* WORK INSTRUCTIONS: State how many lines in the listing below include the word "this". Give nothing but the number.

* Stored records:

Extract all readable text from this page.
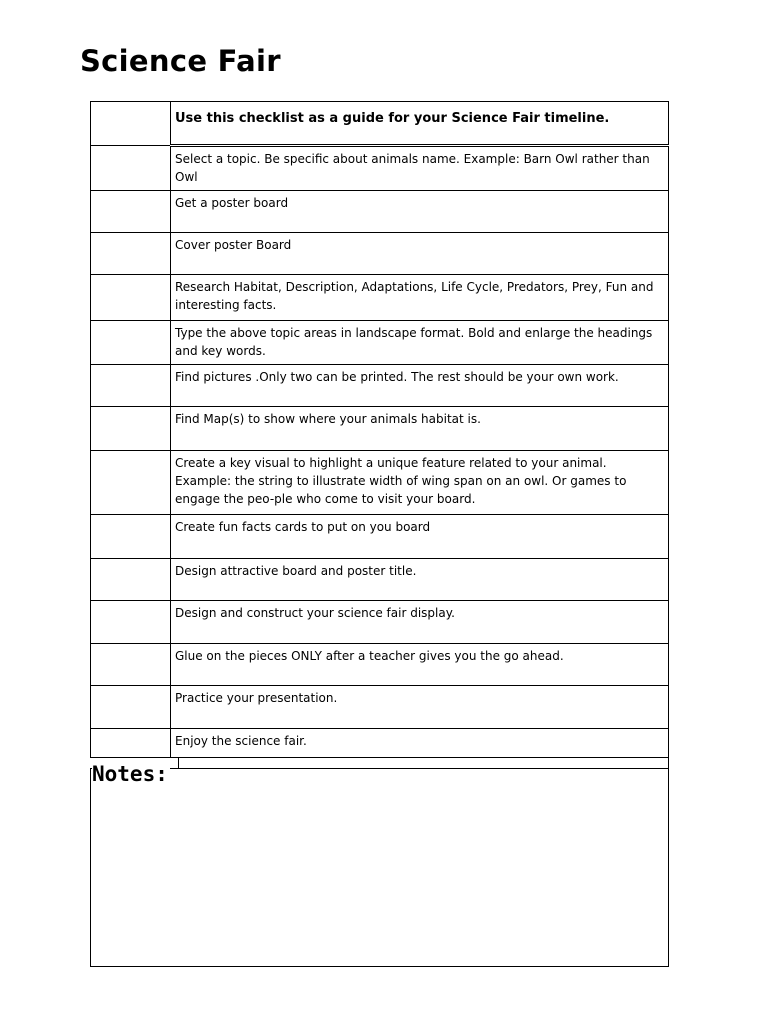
Science Fair
	Use this checklist as a guide for your Science Fair timeline.
	Select a topic. Be specific about animals name. Example: Barn Owl rather than Owl
	Get a poster board
	Cover poster Board
	Research Habitat, Description, Adaptations, Life Cycle, Predators, Prey, Fun and interesting facts.
	Type the above topic areas in landscape format. Bold and enlarge the headings and key words.
	Find pictures .Only two can be printed. The rest should be your own work.
	Find Map(s) to show where your animals habitat is.
	Create a key visual to highlight a unique feature related to your animal. Example: the string to illustrate width of wing span on an owl. Or games to engage the peo-ple who come to visit your board.
	Create fun facts cards to put on you board
	Design attractive board and poster title.
	Design and construct your science fair display.
	Glue on the pieces ONLY after a teacher gives you the go ahead.
	Practice your presentation.
	Enjoy the science fair.
Notes:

* TASK ANSWER: 2